§ **Work to complete**:
[a] Echo the pfSense thread word for word, from "I am sorry for" up to and including "same question here.".
[b] Answer these questions about the pfSense thread:
(i) What operating system is pfSense based on?
(ii) What type of traffic stopped working after the outbound NAT was removed?
(iii) Which device acts as the gateway in the setup described?
[c] Pick up the pfSense thread after its final sentence and continue writing it.

# [pfSense] info outbound NAT and ICMP traffic



## gettons (Jun 23, 2012)

Hi there,

I am sorry for posting a question regarding pfSense, but it being based on Freebsd FreeBSD and not having received any reply back from the pfSense forum, I thought I might be a good idea to post the same question here.

I have been struggling trying to understand why ICMP traffic is not working anymore since I removed the outbound NAT on my pfSense box. (Firewall-NAT-Outbound tab-Manual Outbound NAT rule generation)

My setup is fairly simple :

http://img804.imageshack.us/img804/6351/52871307.jpg

On a default setup (NAT enabled for outbound on PFsense), HOST1 could access via ICMP, TCP, UDP HOST2, no problem. Then I realized that I didn't need two NAT'S (on pfSense and on gateway which is my provider's modem/router), so I removed the outbound NAT on PF, keeping the firewall function though (which is where pfSense does the magic).

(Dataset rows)
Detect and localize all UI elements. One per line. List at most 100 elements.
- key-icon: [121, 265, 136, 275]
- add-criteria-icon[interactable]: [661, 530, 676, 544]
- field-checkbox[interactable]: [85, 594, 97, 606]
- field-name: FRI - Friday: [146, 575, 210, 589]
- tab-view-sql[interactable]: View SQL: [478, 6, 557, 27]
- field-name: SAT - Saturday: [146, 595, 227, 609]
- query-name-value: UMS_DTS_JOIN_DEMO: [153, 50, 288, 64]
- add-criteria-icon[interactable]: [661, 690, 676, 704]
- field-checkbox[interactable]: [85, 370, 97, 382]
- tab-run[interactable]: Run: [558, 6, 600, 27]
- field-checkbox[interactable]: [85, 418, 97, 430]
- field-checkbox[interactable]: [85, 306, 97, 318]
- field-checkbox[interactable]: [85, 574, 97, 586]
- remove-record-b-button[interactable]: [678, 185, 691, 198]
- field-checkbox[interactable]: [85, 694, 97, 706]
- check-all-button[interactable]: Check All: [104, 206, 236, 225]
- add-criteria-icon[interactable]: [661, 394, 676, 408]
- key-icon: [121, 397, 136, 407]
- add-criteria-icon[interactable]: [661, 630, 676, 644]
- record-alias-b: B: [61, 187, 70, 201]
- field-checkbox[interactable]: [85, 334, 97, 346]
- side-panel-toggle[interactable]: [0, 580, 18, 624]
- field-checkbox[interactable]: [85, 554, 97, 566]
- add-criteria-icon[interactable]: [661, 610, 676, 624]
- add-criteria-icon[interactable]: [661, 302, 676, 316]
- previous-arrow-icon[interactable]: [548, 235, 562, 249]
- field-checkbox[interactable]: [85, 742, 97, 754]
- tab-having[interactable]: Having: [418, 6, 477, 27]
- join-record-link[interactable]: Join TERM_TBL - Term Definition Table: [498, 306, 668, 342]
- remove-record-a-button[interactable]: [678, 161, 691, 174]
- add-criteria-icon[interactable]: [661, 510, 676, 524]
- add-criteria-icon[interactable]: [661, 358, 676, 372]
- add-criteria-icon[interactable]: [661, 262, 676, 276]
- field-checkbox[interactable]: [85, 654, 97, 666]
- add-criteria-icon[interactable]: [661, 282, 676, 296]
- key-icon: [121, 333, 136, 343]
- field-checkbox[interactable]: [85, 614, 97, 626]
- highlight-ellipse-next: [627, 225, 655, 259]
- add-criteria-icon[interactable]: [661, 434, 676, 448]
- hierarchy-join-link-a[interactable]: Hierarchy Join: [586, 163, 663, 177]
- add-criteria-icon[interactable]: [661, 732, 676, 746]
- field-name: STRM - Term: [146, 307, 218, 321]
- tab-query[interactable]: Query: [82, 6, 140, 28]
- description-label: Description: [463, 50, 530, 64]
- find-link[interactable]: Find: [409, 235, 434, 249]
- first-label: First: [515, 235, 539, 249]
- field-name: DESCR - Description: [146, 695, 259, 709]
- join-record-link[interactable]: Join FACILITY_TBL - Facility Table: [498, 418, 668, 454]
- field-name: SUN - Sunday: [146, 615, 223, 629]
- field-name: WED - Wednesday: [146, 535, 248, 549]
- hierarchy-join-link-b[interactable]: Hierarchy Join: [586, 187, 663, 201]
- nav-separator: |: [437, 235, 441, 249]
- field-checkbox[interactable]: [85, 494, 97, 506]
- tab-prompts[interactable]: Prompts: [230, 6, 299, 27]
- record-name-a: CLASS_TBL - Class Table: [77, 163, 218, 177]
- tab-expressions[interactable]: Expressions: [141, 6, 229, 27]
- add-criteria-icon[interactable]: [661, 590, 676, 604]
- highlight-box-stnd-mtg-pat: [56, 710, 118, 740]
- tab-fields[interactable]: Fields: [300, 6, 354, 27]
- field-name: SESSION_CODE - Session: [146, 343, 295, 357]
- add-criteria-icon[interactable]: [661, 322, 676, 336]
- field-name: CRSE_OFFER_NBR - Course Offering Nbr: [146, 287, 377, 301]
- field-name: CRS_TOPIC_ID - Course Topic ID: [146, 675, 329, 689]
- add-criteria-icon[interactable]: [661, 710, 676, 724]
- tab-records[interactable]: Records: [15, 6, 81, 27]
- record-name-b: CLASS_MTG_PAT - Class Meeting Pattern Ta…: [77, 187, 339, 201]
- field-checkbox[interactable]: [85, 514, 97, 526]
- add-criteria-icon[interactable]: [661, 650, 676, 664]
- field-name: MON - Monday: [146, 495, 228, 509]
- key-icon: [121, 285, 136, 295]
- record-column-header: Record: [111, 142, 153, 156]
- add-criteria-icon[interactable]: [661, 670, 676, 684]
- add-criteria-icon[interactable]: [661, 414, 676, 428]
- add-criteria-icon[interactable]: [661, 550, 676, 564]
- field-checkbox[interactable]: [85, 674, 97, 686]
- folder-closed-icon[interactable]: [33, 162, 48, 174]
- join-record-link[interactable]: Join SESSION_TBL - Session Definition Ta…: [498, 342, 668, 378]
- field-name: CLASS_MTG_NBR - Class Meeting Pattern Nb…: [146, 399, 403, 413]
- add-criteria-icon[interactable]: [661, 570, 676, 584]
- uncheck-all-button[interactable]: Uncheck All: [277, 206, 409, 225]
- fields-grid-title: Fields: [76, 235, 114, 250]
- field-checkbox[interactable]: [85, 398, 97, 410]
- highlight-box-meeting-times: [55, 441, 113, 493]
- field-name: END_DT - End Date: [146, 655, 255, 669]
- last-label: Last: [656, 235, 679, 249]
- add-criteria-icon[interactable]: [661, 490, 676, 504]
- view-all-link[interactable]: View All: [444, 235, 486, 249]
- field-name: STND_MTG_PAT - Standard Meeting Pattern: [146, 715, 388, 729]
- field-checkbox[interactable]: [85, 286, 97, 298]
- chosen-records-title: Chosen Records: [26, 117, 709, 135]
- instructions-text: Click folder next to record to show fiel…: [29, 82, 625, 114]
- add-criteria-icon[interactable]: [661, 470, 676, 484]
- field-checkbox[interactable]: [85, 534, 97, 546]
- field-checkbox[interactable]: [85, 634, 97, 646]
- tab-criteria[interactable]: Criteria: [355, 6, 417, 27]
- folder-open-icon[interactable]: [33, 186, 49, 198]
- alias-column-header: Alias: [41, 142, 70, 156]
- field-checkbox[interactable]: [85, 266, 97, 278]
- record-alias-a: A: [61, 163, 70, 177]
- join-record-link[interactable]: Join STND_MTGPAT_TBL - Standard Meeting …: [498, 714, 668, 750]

§ **Expected outputs**:
[a]
I am sorry for posting a question regarding pfSense, but it being based on Freebsd FreeBSD and not having received any reply back from the pfSense forum, I thought I might be a good idea to post the same question here.

[b]
(i) FreeBSD.
(ii) ICMP traffic.
(iii) The provider's modem/router.

[c]
Now, I have added a default route on HOST2 and gateway so they are aware of the LAN network (for returning packets), so far so good. I can access HOST2 via TCP and UDP, but not via ICMP.

By doing some analysis using tcpdump I found that:

on pfSense WAN and LAN I can see echo requests going FROM HOST1 to HOST2 (but not coming back)
on HOST2 I can see echo requests and echo replies going to HOST1
But somewhere in between the packet gets dropped (I assume before entering the WAN on pfSense). Again, with TCP and UDP it's fine, so I presume it must be some settings related to the protocol type. 

Configurationwise:

1) The LAN can access everything, and traffic established from WAN to LAN is permitted only for a few ports, but being this traffic originated from the LAN the packet should be granted the access to the LAN.

Funny thing is that pinging the gateway it's ok instead. (it's worth saying that gateway is the default gateway for pfSense)

Do you guys have an idea?

Thanks in advance.


----------



## Deleted member 30996 (Jun 23, 2012)

gettons said:
			
		

> My setup is fairly simple :
> 
> http://img804.imageshack.us/img804/6351/52871307.jpg



Awesome graphics.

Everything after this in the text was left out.